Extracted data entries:
— Begin —

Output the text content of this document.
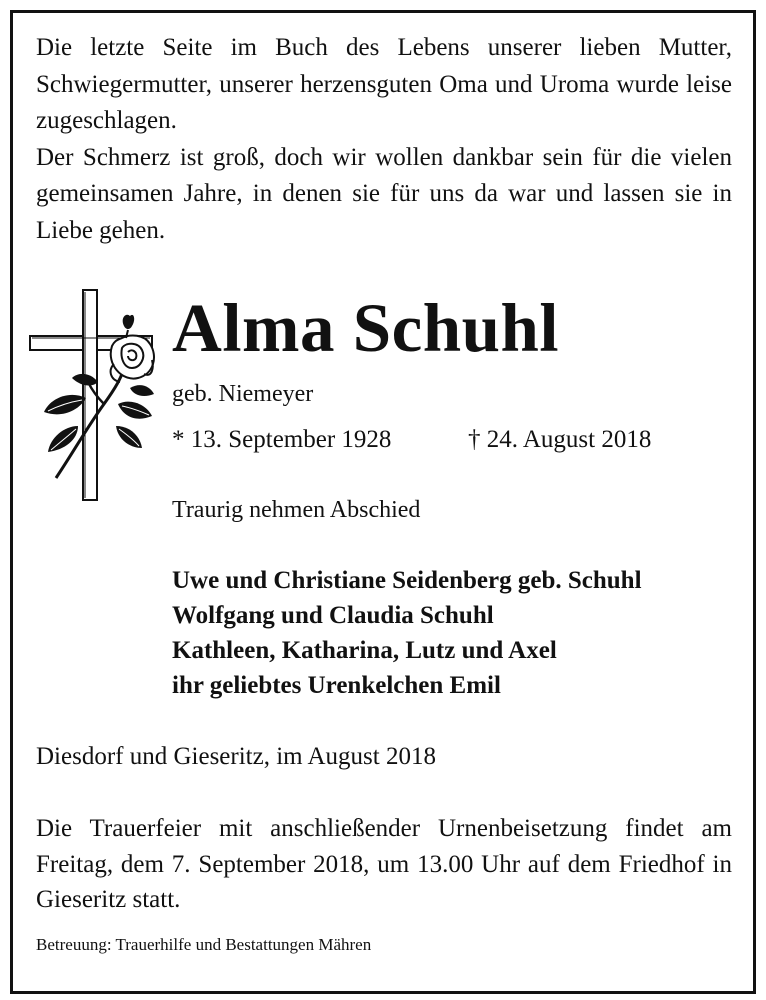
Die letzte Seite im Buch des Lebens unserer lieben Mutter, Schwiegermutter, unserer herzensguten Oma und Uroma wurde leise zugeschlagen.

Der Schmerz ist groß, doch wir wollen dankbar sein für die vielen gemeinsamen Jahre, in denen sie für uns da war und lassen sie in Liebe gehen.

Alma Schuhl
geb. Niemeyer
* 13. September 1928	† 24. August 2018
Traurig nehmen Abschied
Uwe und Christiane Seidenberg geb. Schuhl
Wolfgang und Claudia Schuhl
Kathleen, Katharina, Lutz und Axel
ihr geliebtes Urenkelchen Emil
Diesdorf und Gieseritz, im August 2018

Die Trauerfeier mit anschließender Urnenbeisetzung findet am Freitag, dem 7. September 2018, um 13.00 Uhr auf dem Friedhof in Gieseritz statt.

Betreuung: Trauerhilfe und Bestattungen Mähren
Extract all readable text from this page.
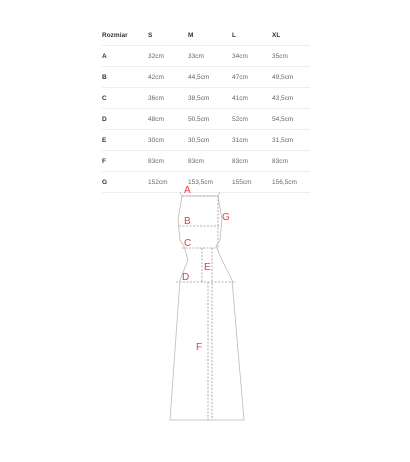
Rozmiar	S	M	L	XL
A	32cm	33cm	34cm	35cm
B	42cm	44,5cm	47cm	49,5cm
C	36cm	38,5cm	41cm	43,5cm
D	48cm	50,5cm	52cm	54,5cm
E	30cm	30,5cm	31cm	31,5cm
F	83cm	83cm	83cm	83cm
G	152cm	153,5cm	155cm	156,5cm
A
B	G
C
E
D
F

— End —
— Begin —

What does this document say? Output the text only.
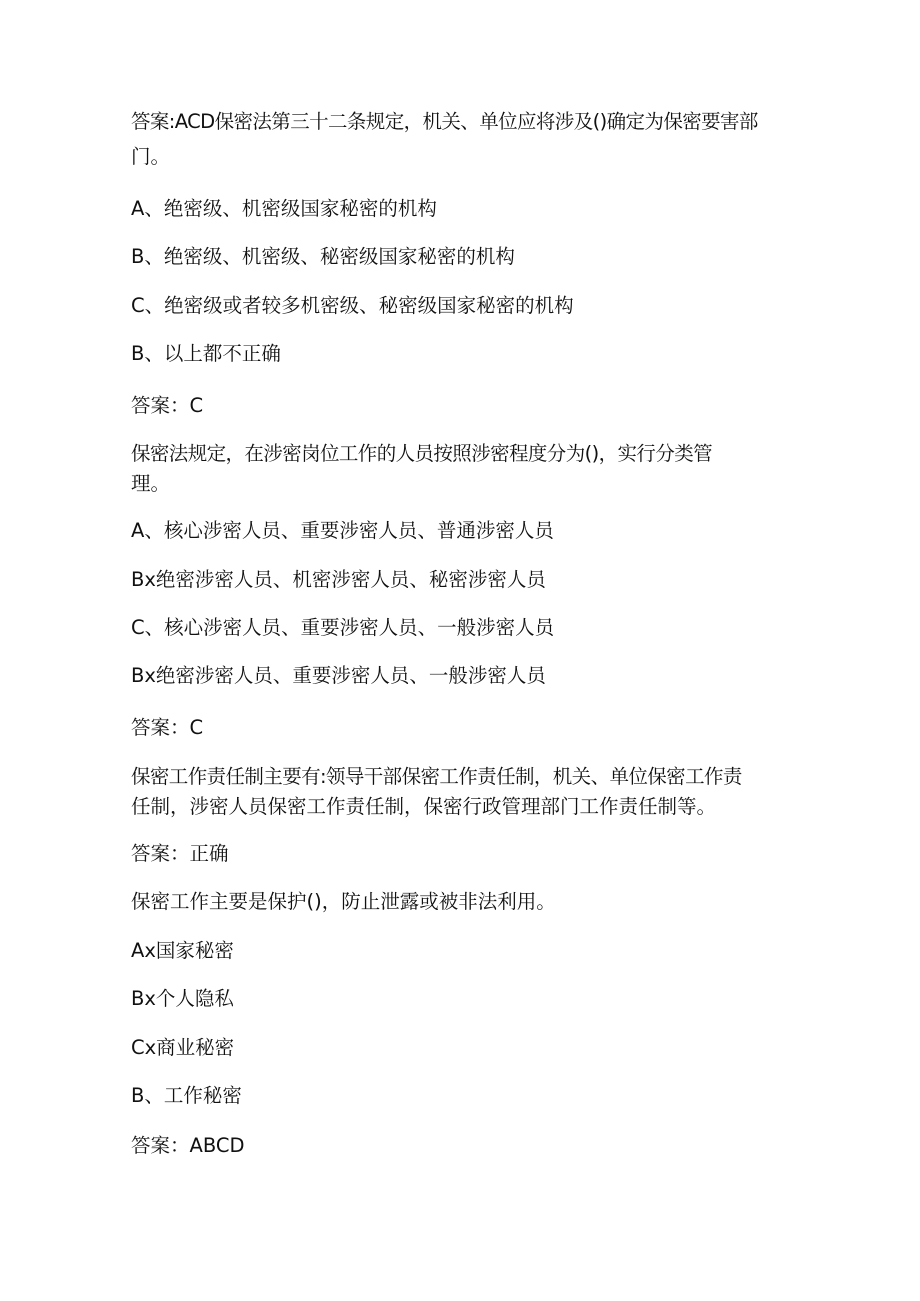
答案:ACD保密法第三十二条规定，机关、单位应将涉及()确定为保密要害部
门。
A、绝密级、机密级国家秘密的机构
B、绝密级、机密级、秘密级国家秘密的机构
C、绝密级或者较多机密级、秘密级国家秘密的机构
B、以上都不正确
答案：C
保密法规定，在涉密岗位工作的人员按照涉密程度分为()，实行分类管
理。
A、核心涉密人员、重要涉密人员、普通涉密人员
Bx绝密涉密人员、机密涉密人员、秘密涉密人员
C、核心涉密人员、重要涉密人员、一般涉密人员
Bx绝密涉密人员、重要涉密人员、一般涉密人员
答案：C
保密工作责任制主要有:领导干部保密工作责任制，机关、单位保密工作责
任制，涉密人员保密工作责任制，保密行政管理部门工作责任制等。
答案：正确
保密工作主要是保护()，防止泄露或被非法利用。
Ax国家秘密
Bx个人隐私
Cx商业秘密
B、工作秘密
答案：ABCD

— End —
— Begin —

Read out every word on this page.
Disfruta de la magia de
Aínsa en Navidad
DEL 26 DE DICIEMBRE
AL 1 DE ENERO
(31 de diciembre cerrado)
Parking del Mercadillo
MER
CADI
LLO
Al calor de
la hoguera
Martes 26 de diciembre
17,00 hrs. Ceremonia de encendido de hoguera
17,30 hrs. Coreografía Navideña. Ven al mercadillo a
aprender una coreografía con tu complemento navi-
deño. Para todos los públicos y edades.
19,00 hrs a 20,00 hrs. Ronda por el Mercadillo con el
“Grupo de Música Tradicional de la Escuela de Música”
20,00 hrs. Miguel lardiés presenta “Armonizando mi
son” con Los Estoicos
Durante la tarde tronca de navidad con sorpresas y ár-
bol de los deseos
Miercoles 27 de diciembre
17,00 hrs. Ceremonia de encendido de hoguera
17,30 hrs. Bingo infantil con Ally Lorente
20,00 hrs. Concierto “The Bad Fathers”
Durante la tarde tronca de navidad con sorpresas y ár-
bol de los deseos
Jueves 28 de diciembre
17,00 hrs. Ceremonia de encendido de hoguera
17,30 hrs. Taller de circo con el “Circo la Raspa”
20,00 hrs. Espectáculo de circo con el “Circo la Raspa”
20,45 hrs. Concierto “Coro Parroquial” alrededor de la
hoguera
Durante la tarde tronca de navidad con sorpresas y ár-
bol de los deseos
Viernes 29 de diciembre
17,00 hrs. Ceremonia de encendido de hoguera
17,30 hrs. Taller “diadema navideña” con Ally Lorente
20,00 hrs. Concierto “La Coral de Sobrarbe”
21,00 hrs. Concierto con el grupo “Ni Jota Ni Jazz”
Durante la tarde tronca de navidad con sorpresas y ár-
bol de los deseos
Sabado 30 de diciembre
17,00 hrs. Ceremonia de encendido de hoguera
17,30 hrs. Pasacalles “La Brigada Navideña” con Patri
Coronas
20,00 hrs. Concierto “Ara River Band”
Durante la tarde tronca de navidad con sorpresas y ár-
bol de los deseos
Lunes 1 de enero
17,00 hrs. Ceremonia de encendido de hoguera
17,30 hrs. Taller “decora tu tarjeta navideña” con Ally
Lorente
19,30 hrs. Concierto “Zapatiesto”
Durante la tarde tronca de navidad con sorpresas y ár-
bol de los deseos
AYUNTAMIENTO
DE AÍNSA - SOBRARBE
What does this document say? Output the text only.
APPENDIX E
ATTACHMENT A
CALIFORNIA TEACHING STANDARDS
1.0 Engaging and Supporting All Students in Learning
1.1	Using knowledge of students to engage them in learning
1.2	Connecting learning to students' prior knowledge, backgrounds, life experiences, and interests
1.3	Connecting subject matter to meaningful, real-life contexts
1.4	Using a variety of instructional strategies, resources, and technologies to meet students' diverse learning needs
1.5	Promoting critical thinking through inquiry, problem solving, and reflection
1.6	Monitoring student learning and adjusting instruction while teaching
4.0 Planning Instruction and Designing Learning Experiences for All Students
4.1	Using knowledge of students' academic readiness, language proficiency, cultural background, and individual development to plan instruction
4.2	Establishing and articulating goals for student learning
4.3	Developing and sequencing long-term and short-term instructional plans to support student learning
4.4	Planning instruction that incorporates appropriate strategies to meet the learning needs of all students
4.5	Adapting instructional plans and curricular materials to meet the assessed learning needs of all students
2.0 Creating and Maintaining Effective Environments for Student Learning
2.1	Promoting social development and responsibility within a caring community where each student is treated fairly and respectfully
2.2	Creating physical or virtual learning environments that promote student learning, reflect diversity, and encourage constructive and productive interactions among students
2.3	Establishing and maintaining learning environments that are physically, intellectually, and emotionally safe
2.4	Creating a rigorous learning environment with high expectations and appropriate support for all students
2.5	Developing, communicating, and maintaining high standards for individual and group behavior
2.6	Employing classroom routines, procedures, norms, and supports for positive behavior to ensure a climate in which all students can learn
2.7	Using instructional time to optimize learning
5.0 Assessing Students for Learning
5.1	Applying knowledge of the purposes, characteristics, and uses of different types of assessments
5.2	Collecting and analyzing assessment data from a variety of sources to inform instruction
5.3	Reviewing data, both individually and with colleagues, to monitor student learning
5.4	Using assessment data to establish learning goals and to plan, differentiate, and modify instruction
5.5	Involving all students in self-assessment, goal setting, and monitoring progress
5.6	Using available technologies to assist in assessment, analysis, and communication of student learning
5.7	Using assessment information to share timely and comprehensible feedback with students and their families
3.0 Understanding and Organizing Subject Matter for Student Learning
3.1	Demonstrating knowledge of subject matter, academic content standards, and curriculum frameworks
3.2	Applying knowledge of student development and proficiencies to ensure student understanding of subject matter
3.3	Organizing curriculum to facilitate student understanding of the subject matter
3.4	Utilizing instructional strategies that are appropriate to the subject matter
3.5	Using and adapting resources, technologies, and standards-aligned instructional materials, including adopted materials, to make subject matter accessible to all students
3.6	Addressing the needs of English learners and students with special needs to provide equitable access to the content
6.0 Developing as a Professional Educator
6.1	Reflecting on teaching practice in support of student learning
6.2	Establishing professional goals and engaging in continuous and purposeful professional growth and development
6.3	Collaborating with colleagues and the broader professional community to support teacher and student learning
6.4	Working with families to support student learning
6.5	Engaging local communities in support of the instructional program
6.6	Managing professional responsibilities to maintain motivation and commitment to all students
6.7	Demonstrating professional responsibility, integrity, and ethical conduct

— End —

Exercise task: Each line that holds the string "appropriate" counts once; give the total and nothing else.

The answer: 3